◆ Document section ◆
Parallel Proof-of-Work: A cumulative security system for proof-of-work blockchains

Abstract
Exogenous mining power presents an ongoing threat to the security of independent blockchains. Two or more independent blockchains implementing a single proof-of-work algorithm will result in only one strongly secure blockchain because no economic incentive prevents mining nodes on the strongest blockchain from attacking a weaker one. Parallel proof-of-work combines the cumulative work done in all participating networks, removing wasted competition, and bringing all networks to consensus by adding up their work.

Introduction

Include deeper discussion on the current state of PoW security

We propose a proof-of-work system separating a block into two distinct logical categories. First, a header containing proof-of-work and a transaction tree, called the consensus proof. Second, a set of blocks called parallel blocks, each one containing the set of transactions from a corresponding participating blockchain. Nodes compete to find proof-of-work to secure all parallel blocks.

Background

Merge mining/auxiliary proof of work namecoin
51% attack costs https://www.crypto51.app/
Sharding paradigms/IBC

Definitions

b is a parallel blockchain, a blockchain participating in the parallel proof-of-work system.

◆ Data ◆
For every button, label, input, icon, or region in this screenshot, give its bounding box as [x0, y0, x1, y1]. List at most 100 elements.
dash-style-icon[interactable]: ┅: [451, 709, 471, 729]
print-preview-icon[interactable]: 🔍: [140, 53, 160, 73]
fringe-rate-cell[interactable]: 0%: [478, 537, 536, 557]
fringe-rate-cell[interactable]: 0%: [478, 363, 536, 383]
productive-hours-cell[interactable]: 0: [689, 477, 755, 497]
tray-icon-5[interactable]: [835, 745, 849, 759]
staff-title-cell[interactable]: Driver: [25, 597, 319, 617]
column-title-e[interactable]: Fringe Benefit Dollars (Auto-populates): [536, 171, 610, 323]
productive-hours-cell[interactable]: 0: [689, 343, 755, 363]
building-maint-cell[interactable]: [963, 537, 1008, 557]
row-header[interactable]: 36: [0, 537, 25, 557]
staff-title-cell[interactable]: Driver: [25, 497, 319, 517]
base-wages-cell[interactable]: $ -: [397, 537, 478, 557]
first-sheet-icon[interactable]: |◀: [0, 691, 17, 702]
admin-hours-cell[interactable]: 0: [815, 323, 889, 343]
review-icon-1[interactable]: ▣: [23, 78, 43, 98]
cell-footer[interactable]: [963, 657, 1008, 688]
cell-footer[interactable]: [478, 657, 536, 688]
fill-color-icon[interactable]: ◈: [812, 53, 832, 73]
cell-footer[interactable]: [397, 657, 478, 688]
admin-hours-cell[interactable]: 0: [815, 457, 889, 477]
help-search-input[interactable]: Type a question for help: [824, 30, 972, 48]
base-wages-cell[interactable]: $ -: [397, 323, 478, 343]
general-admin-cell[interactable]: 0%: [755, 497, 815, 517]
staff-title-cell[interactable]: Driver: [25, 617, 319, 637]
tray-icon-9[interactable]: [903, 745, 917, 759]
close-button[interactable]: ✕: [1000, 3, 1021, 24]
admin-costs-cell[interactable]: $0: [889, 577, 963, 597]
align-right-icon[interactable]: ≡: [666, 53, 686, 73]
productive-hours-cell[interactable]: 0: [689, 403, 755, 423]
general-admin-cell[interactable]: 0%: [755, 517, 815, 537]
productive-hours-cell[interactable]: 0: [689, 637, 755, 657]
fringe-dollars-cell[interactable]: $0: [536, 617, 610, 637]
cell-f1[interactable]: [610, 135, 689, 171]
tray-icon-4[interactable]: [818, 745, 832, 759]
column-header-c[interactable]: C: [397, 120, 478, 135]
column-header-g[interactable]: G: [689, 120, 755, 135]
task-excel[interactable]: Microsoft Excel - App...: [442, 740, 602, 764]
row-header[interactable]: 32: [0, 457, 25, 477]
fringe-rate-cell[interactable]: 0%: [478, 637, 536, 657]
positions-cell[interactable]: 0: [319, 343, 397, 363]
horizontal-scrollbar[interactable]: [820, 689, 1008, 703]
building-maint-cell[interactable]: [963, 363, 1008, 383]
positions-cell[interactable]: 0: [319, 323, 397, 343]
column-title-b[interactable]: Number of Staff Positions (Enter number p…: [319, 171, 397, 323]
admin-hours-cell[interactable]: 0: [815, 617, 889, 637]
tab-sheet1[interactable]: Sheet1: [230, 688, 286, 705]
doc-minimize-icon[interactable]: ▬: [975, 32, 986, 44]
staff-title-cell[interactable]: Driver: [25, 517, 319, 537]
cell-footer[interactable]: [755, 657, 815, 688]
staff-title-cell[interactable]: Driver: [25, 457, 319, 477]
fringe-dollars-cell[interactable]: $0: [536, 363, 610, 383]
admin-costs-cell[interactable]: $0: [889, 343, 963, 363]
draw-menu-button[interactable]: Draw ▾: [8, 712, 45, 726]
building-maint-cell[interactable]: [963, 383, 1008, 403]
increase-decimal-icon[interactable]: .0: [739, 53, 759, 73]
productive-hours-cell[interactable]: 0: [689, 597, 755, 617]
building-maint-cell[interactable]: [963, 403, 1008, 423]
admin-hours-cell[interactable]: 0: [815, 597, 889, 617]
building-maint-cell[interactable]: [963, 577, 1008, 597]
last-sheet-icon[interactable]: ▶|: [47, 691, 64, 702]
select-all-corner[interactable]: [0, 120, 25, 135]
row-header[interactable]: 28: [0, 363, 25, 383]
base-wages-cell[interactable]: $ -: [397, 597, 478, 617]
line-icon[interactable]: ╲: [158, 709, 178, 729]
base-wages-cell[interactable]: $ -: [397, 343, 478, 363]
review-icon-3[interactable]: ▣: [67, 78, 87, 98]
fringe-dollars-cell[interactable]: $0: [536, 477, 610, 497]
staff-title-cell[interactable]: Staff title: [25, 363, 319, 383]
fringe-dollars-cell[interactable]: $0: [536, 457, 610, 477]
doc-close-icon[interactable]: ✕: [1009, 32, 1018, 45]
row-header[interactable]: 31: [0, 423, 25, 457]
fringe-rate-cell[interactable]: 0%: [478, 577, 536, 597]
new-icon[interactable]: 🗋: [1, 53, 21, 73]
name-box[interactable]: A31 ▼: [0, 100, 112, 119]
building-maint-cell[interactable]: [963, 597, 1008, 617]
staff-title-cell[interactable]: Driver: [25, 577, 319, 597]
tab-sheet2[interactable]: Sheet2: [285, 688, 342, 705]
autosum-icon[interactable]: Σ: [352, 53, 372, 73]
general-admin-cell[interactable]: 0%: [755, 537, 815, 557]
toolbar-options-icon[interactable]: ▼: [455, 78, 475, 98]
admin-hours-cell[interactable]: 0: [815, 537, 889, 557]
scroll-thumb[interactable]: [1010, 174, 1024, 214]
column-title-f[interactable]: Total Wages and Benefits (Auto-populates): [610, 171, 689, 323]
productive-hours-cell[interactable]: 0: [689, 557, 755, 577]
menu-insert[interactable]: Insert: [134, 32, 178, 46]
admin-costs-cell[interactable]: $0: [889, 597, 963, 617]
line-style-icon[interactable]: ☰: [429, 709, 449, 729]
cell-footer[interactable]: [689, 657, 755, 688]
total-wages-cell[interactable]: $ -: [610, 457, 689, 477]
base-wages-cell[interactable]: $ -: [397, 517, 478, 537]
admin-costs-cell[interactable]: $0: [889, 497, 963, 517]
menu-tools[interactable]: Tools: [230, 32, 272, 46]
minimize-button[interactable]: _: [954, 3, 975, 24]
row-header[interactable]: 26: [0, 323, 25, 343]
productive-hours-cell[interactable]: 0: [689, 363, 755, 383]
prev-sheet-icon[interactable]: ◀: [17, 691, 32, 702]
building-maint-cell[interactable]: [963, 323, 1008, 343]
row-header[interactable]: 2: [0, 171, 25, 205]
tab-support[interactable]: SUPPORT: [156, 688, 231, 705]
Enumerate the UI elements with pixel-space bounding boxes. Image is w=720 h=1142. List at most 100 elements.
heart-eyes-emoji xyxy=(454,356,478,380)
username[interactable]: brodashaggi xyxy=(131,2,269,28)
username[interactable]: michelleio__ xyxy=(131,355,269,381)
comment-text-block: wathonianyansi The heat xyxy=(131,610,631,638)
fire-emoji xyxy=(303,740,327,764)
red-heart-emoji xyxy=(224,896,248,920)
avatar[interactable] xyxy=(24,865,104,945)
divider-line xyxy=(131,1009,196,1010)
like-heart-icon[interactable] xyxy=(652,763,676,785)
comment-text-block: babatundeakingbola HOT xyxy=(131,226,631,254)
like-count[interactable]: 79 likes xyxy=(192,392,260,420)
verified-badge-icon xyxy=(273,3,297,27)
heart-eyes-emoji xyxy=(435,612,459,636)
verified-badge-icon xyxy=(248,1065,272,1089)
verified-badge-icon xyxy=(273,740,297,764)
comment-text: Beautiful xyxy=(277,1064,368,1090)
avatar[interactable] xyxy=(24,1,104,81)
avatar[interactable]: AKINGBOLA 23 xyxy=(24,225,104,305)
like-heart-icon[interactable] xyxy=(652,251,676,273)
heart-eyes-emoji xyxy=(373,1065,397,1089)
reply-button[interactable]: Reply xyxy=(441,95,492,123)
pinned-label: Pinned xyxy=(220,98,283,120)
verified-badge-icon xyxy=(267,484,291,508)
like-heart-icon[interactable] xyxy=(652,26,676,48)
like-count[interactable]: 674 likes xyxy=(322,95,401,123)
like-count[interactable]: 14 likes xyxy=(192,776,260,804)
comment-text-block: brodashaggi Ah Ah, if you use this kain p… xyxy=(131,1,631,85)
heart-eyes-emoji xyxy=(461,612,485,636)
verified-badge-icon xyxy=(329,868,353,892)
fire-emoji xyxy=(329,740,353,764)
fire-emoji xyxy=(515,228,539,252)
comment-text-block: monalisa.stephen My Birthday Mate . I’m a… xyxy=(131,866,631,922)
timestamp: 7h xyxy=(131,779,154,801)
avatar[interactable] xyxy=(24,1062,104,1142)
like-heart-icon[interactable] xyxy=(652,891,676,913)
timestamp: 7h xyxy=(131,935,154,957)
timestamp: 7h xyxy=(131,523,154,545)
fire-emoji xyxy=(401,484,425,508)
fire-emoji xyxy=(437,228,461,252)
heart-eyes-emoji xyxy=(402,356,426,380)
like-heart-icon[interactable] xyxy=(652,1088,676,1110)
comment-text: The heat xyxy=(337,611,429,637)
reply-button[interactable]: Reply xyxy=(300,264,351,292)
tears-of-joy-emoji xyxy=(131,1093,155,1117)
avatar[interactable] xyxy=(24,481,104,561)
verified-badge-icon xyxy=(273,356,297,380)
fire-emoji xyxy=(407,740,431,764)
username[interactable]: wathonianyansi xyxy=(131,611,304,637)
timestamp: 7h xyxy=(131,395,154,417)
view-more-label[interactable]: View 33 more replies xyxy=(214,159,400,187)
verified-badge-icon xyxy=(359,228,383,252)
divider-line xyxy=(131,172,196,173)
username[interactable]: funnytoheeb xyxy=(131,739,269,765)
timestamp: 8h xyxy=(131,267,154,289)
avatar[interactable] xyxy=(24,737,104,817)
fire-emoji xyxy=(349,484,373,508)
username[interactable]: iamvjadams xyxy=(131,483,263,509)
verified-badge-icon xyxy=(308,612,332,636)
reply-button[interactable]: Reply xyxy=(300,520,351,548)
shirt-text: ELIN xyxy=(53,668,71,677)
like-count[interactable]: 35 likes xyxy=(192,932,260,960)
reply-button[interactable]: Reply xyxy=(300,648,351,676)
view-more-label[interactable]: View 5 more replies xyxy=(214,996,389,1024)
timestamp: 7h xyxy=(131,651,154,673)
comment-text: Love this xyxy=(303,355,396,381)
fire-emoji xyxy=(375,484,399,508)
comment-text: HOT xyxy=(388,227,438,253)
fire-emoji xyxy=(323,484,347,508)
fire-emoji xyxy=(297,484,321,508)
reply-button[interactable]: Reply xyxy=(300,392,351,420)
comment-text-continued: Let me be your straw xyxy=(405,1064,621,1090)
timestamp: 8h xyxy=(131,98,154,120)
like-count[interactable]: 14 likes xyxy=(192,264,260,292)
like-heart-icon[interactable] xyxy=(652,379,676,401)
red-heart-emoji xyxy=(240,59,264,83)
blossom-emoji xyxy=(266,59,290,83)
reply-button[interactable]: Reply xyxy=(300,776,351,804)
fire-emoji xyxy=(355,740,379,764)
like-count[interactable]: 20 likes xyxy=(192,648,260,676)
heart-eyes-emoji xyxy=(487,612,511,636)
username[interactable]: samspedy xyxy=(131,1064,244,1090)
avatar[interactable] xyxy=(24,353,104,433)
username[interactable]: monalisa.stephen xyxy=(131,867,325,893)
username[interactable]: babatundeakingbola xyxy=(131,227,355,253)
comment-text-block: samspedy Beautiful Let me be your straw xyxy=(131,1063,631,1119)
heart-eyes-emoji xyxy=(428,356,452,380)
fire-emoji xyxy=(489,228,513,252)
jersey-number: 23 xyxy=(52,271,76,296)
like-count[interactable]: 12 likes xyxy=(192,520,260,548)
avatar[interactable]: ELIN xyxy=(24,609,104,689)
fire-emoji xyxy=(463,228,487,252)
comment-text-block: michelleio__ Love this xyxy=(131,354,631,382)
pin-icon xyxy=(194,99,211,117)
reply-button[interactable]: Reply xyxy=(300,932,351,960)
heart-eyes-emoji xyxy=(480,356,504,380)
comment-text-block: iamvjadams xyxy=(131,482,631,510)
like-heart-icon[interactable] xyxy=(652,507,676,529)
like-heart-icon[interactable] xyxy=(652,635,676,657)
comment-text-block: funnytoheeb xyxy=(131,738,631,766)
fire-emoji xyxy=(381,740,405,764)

◆ Brief 1 ◆
List the section headings that appear in the parallel proof-of-work paper.
◆ Brief 2 ◆
Answer these questions from the parallel proof-of-work paper, marking each answer with the matching letter.
(a) According to the abstract, what do two or more independent blockchains implementing a single proof-of-work algorithm result in?
(b) In the introduction, what is the header containing proof-of-work and a transaction tree called?
(c) Under "Definitions," what is b?
◆ Brief 3 ◆
Write a continuation of the parallel proof-of-work paper, starting after its last sentence.
The records are separate material and have nothing to do with the parallel proof-of-work paper.

◆ Response 1 ◆
Abstract
Introduction
Background
Definitions

◆ Response 2 ◆
(a) Only one strongly secure blockchain.
(b) The consensus proof.
(c) A parallel blockchain, a blockchain participating in the parallel proof-of-work system.

◆ Response 3 ◆
B is the set of all parallel blockchains such that B = (b0, b1, …, bn).
hash(P) is the hash digest of preimage data P.
nonce is the field of data used to satisfy the difficulty requirement for a consensus proof.
prev is the hash of the previous consensus proof.
Tb is a set of transactions waiting to be mined in a parallel blockchain b.
root(T) is the merkle root of all transactions within the set of transactions T.
R is a merkle root containing all T within B such that R = root(root(T0), root(T1), … root(Tn)).

Example

Consider a system with two parallel blockchains, b0 and b1.

ConsensusProof = hash(nonce, prev, R)
ParallelBlock(b0) = hash(ConsensusProof, T0, root(T0))
ParallelBlock(b1) = hash(ConsensusProof, T1, root(T1))

ppow

The steps to construct the blockchain are mostly the same as classic proof-of-work:

  1. New transactions from blockchain b0 are broadcast to all other b0-aware nodes.
  2. Nodes attempting to find proof-of-work collect all transactions from all blockchains.
  3. When a node finds proof-of-work for a consensus proof, it can issue parallel blocks for each blockchain it has collected transactions for, earning rewards from each.

Result

The result is collaboration between multiple blockchains using the same mining algorithm. Mining nodes that find a valid consensus proof are able to construct parallel blocks for each participating blockchain in the network, generating coins in each blockchain.

Discussion

What happens to miners on each separate chain?

Miners are now mining for a single nonce that validates the blocks of all parallel chains.

Who gets rewarded for mining now?

Miners get to reward themselves a coinbase for every parallel blockchain in the system if they find valid proof-of-work.

What does "exogeneous mining power is a threat" mean?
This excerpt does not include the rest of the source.